[Problem to solve] Render all of the data below as a Markdown table with two columns, Row and Line, putting each line in its own row with its sequential number. Leave out blank lines.

[Stored data entries]
________________________
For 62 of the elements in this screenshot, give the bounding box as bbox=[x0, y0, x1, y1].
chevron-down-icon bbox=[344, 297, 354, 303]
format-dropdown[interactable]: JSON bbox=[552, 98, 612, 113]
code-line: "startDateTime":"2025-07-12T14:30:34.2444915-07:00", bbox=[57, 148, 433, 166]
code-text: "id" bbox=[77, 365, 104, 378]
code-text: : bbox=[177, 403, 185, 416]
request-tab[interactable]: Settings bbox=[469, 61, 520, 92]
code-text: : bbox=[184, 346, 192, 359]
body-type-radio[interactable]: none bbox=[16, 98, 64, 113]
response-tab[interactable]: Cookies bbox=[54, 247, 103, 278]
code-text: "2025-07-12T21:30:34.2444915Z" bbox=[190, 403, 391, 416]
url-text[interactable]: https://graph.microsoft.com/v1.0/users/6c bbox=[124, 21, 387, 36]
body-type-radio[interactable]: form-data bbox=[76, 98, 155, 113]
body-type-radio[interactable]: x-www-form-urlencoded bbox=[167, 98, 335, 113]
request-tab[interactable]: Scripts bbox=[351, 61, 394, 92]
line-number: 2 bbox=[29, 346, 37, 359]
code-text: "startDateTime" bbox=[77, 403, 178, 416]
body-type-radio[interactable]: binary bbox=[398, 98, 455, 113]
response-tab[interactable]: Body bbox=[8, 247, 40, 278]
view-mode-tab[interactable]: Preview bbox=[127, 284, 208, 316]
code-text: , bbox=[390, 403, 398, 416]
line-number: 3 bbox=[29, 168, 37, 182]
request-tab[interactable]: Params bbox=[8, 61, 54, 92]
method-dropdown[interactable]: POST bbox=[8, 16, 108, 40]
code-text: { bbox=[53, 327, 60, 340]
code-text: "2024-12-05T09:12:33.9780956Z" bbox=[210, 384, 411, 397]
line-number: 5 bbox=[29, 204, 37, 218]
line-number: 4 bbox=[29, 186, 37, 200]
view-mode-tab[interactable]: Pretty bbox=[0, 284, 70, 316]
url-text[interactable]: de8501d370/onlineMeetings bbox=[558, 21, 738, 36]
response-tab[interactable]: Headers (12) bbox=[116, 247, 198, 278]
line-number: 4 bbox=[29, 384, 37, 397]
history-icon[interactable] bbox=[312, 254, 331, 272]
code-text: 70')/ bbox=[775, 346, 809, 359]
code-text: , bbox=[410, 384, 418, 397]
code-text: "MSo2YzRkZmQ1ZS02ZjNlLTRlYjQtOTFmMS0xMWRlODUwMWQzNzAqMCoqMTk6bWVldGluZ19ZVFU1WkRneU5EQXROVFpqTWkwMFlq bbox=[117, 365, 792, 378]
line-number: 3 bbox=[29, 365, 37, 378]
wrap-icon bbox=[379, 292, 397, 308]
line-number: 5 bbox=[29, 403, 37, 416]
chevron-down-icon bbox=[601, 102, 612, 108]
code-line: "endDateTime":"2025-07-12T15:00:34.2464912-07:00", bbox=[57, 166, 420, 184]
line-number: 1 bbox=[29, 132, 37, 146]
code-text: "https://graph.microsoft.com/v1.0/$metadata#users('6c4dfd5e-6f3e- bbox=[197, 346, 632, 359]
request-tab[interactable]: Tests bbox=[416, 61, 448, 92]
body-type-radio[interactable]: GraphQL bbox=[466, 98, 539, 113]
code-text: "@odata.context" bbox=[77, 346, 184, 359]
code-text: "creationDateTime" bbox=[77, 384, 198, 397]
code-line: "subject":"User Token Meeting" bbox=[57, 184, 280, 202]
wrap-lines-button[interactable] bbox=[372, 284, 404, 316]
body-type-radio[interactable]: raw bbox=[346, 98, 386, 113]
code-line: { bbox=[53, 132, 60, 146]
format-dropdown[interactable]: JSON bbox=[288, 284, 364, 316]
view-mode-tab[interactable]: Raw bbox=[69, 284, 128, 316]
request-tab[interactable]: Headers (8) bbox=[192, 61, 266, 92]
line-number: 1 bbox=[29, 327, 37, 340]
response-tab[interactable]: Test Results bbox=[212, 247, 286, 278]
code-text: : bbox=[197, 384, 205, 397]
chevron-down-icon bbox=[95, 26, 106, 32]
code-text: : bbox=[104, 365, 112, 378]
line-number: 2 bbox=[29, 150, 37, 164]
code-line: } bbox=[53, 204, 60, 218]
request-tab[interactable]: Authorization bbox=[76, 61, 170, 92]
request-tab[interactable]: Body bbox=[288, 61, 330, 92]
________________________
[Task answer]
| Row | Line |
|---|---|
| 1 | For 62 of the elements in this screenshot, give the bounding box as bbox=[x0, y0, x1, y1]. |
| 2 | chevron-down-icon bbox=[344, 297, 354, 303] |
| 3 | format-dropdown[interactable]: JSON bbox=[552, 98, 612, 113] |
| 4 | code-line: "startDateTime":"2025-07-12T14:30:34.2444915-07:00", bbox=[57, 148, 433, 166] |
| 5 | code-text: "id" bbox=[77, 365, 104, 378] |
| 6 | code-text: : bbox=[177, 403, 185, 416] |
| 7 | request-tab[interactable]: Settings bbox=[469, 61, 520, 92] |
| 8 | code-text: : bbox=[184, 346, 192, 359] |
| 9 | body-type-radio[interactable]: none bbox=[16, 98, 64, 113] |
| 10 | response-tab[interactable]: Cookies bbox=[54, 247, 103, 278] |
| 11 | code-text: "2025-07-12T21:30:34.2444915Z" bbox=[190, 403, 391, 416] |
| 12 | url-text[interactable]: https://graph.microsoft.com/v1.0/users/6c bbox=[124, 21, 387, 36] |
| 13 | body-type-radio[interactable]: form-data bbox=[76, 98, 155, 113] |
| 14 | body-type-radio[interactable]: x-www-form-urlencoded bbox=[167, 98, 335, 113] |
| 15 | request-tab[interactable]: Scripts bbox=[351, 61, 394, 92] |
| 16 | line-number: 2 bbox=[29, 346, 37, 359] |
| 17 | code-text: "startDateTime" bbox=[77, 403, 178, 416] |
| 18 | body-type-radio[interactable]: binary bbox=[398, 98, 455, 113] |
| 19 | response-tab[interactable]: Body bbox=[8, 247, 40, 278] |
| 20 | view-mode-tab[interactable]: Preview bbox=[127, 284, 208, 316] |
| 21 | code-text: , bbox=[390, 403, 398, 416] |
| 22 | line-number: 3 bbox=[29, 168, 37, 182] |
| 23 | request-tab[interactable]: Params bbox=[8, 61, 54, 92] |
| 24 | method-dropdown[interactable]: POST bbox=[8, 16, 108, 40] |
| 25 | code-text: { bbox=[53, 327, 60, 340] |
| 26 | code-text: "2024-12-05T09:12:33.9780956Z" bbox=[210, 384, 411, 397] |
| 27 | line-number: 5 bbox=[29, 204, 37, 218] |
| 28 | line-number: 4 bbox=[29, 186, 37, 200] |
| 29 | view-mode-tab[interactable]: Pretty bbox=[0, 284, 70, 316] |
| 30 | url-text[interactable]: de8501d370/onlineMeetings bbox=[558, 21, 738, 36] |
| 31 | response-tab[interactable]: Headers (12) bbox=[116, 247, 198, 278] |
| 32 | line-number: 4 bbox=[29, 384, 37, 397] |
| 33 | history-icon[interactable] bbox=[312, 254, 331, 272] |
| 34 | code-text: 70')/ bbox=[775, 346, 809, 359] |
| 35 | code-text: , bbox=[410, 384, 418, 397] |
| 36 | code-text: "MSo2YzRkZmQ1ZS02ZjNlLTRlYjQtOTFmMS0xMWRlODUwMWQzNzAqMCoqMTk6bWVldGluZ19ZVFU1WkRneU5EQXROVFpqTWkwMFlq bbox=[117, 365, 792, 378] |
| 37 | line-number: 3 bbox=[29, 365, 37, 378] |
| 38 | wrap-icon bbox=[379, 292, 397, 308] |
| 39 | line-number: 5 bbox=[29, 403, 37, 416] |
| 40 | chevron-down-icon bbox=[601, 102, 612, 108] |
| 41 | code-line: "endDateTime":"2025-07-12T15:00:34.2464912-07:00", bbox=[57, 166, 420, 184] |
| 42 | line-number: 1 bbox=[29, 132, 37, 146] |
| 43 | code-text: "https://graph.microsoft.com/v1.0/$metadata#users('6c4dfd5e-6f3e- bbox=[197, 346, 632, 359] |
| 44 | request-tab[interactable]: Tests bbox=[416, 61, 448, 92] |
| 45 | body-type-radio[interactable]: GraphQL bbox=[466, 98, 539, 113] |
| 46 | code-text: "@odata.context" bbox=[77, 346, 184, 359] |
| 47 | code-text: "creationDateTime" bbox=[77, 384, 198, 397] |
| 48 | code-line: "subject":"User Token Meeting" bbox=[57, 184, 280, 202] |
| 49 | wrap-lines-button[interactable] bbox=[372, 284, 404, 316] |
| 50 | body-type-radio[interactable]: raw bbox=[346, 98, 386, 113] |
| 51 | code-line: { bbox=[53, 132, 60, 146] |
| 52 | format-dropdown[interactable]: JSON bbox=[288, 284, 364, 316] |
| 53 | view-mode-tab[interactable]: Raw bbox=[69, 284, 128, 316] |
| 54 | request-tab[interactable]: Headers (8) bbox=[192, 61, 266, 92] |
| 55 | line-number: 1 bbox=[29, 327, 37, 340] |
| 56 | response-tab[interactable]: Test Results bbox=[212, 247, 286, 278] |
| 57 | code-text: : bbox=[197, 384, 205, 397] |
| 58 | chevron-down-icon bbox=[95, 26, 106, 32] |
| 59 | code-text: : bbox=[104, 365, 112, 378] |
| 60 | line-number: 2 bbox=[29, 150, 37, 164] |
| 61 | code-line: } bbox=[53, 204, 60, 218] |
| 62 | request-tab[interactable]: Authorization bbox=[76, 61, 170, 92] |
| 63 | request-tab[interactable]: Body bbox=[288, 61, 330, 92] |